The Nokia plant is due to open on February 11 and is expected to have a final workforce of 3500. The company has been recruiting around 100 people a week recently, according to some reports. Nokia has invested around $88m in the factory, but according to local press reports, it may be extended further to make it the world's largest handset factory.
The factory will replace one in Bochum, Germany, where labour costs are ten times higher and mobile phone sales are growing much slower than in Central and Eastern Europe. When Nokia announced the move last spring, Raimo Puntala, senior vice president for Nokia's operations and logistics, said the reasons for the plant's location in Romania were the country's availability of skilled labour, its good inbound and outbound logistics connections, its overall efficiency and the long industrial tradition in the area. Cluj-Napoca has a well-regarded technical university and is located on the road between Bucharest and Western Europe via Hungary, which is currently being upgraded to a European-standard motorway, with links to Serbia as well.
The decision has caused considerable controversy in Germany, with Finance Minister Peer Steinbrueck accusing Nokia of caravan capitalism and other leading parliamentarians switching to other companies' handsets.
The benefits for the region, however, will be sizeable. The factory will be located in an industrial park where Nokia's suppliers will be encouraged to base their operations, further boosting local employment. An additional benefit is the expected effects of the transfer of skills and technology to other sectors as well as more interest and investment in Cluj-Napoca's university if it can effectively build links with Nokia and its partners. It is hoped the factory will encourage young people to stay in the area rather than seeking employment in Western Europe, as many Romanians have done in recent years, reducing the workforce in an already tight labour market. If successful, it will illustrate the benefits FDI can bring.
The National Bank of Romania (BNR) reported that Romania secured more than $9.7bn in FDI in the first eleven months of last year, comparing favourably to the rest of the region. Hungary, with roughly half the population of Romania, but a significantly larger economy attracted $4.4bn of FDI last year, according to the Hungarian finance ministry.
The launch therefore comes at a time when fears are rising that the global credit crunch and uncertainty about the Romanian economy may stem investment. FDI has been a driving force behind much of the country's growth in recent years and has contributed to offsetting its troubling current account deficit.

----------------------------------------

What you will do:
Do these statements agree with the passage on the Nokia plant? Answer yes or no for each and quote the words of the passage that decide it.
1. The new factory will replace one in Bochum, Germany.
2. Nokia has invested around $100m in the factory.
3. The plant is due to open on February 21.

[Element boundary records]

----------------------------------------

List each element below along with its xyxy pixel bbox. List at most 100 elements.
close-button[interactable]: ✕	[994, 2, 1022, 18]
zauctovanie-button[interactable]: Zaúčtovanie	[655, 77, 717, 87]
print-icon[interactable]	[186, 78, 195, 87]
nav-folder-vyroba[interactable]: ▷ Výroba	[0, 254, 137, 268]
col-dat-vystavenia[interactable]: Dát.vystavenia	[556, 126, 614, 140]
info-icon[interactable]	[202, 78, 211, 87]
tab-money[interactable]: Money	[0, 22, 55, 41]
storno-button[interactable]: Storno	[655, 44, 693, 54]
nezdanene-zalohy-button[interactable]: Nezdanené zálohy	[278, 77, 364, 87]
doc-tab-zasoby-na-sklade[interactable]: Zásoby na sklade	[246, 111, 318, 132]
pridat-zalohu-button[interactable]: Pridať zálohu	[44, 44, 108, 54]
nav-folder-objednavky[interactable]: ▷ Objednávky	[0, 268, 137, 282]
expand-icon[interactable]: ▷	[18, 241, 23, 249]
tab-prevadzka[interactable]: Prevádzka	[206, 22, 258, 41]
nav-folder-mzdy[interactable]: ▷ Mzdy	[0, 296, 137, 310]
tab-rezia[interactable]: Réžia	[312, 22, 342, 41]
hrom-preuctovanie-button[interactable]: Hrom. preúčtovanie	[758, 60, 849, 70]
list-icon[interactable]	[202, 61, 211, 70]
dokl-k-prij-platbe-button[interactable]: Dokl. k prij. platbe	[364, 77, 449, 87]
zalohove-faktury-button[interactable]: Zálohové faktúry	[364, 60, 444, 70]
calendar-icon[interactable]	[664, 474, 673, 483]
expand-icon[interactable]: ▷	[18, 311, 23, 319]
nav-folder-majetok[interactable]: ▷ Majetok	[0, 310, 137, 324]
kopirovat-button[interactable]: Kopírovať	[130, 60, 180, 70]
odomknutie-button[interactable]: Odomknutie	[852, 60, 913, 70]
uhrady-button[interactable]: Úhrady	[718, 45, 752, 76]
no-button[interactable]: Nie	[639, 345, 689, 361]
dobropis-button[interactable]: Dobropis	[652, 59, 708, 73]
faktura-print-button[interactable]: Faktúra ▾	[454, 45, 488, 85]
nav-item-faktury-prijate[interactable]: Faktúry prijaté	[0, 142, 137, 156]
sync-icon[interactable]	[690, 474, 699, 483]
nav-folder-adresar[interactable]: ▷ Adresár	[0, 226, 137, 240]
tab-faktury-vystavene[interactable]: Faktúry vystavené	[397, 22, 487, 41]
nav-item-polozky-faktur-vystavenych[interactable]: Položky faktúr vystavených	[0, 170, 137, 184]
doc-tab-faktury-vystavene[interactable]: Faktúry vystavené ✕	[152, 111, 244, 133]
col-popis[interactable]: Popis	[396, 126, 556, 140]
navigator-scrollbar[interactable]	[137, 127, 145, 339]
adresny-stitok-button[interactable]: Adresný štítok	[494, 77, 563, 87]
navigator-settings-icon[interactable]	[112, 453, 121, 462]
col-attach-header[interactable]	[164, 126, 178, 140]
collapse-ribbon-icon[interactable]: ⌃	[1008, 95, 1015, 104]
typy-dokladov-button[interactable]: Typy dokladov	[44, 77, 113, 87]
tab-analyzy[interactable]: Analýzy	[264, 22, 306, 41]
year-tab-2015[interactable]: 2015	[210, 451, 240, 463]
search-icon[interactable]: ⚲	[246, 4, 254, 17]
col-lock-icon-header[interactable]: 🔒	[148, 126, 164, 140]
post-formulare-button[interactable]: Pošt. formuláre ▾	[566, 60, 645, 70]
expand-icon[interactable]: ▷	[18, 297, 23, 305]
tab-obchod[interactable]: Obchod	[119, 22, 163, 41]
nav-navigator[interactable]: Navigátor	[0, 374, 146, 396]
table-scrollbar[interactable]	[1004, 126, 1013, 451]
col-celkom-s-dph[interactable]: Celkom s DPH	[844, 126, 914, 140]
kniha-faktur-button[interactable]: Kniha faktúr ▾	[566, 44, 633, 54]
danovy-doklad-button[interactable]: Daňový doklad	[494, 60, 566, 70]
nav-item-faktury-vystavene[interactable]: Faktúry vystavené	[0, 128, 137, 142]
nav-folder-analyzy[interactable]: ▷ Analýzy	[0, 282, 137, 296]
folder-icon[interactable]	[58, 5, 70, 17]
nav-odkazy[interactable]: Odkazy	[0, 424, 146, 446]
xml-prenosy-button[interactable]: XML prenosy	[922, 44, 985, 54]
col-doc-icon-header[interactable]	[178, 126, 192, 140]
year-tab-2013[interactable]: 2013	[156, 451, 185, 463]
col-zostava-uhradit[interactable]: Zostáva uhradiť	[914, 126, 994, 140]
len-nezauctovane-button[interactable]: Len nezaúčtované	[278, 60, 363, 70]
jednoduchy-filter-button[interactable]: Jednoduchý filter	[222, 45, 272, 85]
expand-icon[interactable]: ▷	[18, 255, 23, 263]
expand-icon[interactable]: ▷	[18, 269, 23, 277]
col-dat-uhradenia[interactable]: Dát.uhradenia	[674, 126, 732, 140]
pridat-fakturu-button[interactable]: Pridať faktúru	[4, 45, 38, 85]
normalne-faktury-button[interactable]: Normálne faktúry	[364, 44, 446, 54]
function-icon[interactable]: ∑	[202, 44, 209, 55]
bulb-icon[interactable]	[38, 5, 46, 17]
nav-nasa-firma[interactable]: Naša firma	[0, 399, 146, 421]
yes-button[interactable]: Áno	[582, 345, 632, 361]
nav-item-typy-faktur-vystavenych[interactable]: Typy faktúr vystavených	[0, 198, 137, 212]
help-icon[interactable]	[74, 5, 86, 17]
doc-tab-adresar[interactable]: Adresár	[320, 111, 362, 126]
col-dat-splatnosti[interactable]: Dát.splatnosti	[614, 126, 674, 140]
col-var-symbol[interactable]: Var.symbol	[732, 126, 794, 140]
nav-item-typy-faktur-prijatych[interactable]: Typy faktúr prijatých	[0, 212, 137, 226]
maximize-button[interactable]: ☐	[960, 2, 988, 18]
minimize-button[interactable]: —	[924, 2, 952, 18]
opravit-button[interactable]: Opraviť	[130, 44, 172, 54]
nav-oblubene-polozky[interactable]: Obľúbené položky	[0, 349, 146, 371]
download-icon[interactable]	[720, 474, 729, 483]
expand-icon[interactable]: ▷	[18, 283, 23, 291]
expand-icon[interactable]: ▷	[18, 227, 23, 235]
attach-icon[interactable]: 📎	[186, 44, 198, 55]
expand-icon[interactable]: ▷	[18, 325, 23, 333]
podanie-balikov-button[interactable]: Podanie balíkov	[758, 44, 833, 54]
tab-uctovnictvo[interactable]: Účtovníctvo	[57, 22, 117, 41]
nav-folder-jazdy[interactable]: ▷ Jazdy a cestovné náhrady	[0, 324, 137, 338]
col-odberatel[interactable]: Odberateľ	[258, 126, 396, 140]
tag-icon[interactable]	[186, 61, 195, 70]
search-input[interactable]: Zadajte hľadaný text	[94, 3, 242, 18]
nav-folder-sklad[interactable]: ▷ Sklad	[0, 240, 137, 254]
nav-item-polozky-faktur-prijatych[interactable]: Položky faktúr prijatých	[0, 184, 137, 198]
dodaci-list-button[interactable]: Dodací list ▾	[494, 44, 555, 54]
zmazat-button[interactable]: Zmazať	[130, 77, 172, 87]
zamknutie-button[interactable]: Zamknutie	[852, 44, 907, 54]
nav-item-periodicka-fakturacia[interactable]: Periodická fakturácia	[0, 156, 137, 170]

----------------------------------------

Response:
1. Yes: "The factory will replace one in Bochum, Germany"
2. No: "Nokia has invested around $88m in the factory"
3. No: "The Nokia plant is due to open on February 11"